* BEGIN Material for the task *

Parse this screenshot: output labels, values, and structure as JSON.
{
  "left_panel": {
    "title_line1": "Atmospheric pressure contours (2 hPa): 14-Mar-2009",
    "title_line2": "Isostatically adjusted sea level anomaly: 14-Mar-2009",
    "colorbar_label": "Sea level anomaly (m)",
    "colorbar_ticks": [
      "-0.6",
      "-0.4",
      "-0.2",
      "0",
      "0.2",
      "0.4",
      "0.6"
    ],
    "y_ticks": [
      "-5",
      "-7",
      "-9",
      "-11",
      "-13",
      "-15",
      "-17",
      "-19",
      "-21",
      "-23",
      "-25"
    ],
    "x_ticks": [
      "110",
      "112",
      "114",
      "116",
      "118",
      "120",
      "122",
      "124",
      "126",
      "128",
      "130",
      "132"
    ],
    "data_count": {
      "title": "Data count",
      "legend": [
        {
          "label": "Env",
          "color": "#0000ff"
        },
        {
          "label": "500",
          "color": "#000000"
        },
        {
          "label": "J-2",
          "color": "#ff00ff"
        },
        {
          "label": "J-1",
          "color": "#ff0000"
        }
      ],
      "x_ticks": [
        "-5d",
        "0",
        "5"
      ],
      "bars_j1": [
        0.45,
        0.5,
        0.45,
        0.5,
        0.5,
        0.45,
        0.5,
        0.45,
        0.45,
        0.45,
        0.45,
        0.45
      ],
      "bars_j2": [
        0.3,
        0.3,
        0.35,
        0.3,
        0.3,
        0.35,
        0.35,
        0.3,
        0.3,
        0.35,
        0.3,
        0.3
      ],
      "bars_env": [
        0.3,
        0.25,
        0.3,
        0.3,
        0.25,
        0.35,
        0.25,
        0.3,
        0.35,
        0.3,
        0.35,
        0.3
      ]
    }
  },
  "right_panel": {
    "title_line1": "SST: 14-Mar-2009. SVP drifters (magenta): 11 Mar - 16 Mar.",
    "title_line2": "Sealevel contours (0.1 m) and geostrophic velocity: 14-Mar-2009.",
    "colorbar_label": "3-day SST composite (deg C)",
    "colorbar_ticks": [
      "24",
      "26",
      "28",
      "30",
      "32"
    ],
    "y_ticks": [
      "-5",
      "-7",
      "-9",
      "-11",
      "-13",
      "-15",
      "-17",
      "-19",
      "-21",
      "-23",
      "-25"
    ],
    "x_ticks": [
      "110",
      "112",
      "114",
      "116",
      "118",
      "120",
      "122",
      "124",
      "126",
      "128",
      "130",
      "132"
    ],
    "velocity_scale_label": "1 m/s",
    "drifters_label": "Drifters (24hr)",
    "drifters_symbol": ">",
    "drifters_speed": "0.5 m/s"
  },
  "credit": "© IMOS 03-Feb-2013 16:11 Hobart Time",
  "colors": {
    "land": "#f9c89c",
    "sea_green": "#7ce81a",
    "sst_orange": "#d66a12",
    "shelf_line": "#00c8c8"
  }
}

* END Material for the task *

*Task instructions*
Retype every entry above, word for word.

*Completed exercise*
Parse this screenshot: output labels, values, and structure as JSON.
{
  "left_panel": {
    "title_line1": "Atmospheric pressure contours (2 hPa): 14-Mar-2009",
    "title_line2": "Isostatically adjusted sea level anomaly: 14-Mar-2009",
    "colorbar_label": "Sea level anomaly (m)",
    "colorbar_ticks": [
      "-0.6",
      "-0.4",
      "-0.2",
      "0",
      "0.2",
      "0.4",
      "0.6"
    ],
    "y_ticks": [
      "-5",
      "-7",
      "-9",
      "-11",
      "-13",
      "-15",
      "-17",
      "-19",
      "-21",
      "-23",
      "-25"
    ],
    "x_ticks": [
      "110",
      "112",
      "114",
      "116",
      "118",
      "120",
      "122",
      "124",
      "126",
      "128",
      "130",
      "132"
    ],
    "data_count": {
      "title": "Data count",
      "legend": [
        {
          "label": "Env",
          "color": "#0000ff"
        },
        {
          "label": "500",
          "color": "#000000"
        },
        {
          "label": "J-2",
          "color": "#ff00ff"
        },
        {
          "label": "J-1",
          "color": "#ff0000"
        }
      ],
      "x_ticks": [
        "-5d",
        "0",
        "5"
      ],
      "bars_j1": [
        0.45,
        0.5,
        0.45,
        0.5,
        0.5,
        0.45,
        0.5,
        0.45,
        0.45,
        0.45,
        0.45,
        0.45
      ],
      "bars_j2": [
        0.3,
        0.3,
        0.35,
        0.3,
        0.3,
        0.35,
        0.35,
        0.3,
        0.3,
        0.35,
        0.3,
        0.3
      ],
      "bars_env": [
        0.3,
        0.25,
        0.3,
        0.3,
        0.25,
        0.35,
        0.25,
        0.3,
        0.35,
        0.3,
        0.35,
        0.3
      ]
    }
  },
  "right_panel": {
    "title_line1": "SST: 14-Mar-2009. SVP drifters (magenta): 11 Mar - 16 Mar.",
    "title_line2": "Sealevel contours (0.1 m) and geostrophic velocity: 14-Mar-2009.",
    "colorbar_label": "3-day SST composite (deg C)",
    "colorbar_ticks": [
      "24",
      "26",
      "28",
      "30",
      "32"
    ],
    "y_ticks": [
      "-5",
      "-7",
      "-9",
      "-11",
      "-13",
      "-15",
      "-17",
      "-19",
      "-21",
      "-23",
      "-25"
    ],
    "x_ticks": [
      "110",
      "112",
      "114",
      "116",
      "118",
      "120",
      "122",
      "124",
      "126",
      "128",
      "130",
      "132"
    ],
    "velocity_scale_label": "1 m/s",
    "drifters_label": "Drifters (24hr)",
    "drifters_symbol": ">",
    "drifters_speed": "0.5 m/s"
  },
  "credit": "© IMOS 03-Feb-2013 16:11 Hobart Time",
  "colors": {
    "land": "#f9c89c",
    "sea_green": "#7ce81a",
    "sst_orange": "#d66a12",
    "shelf_line": "#00c8c8"
  }
}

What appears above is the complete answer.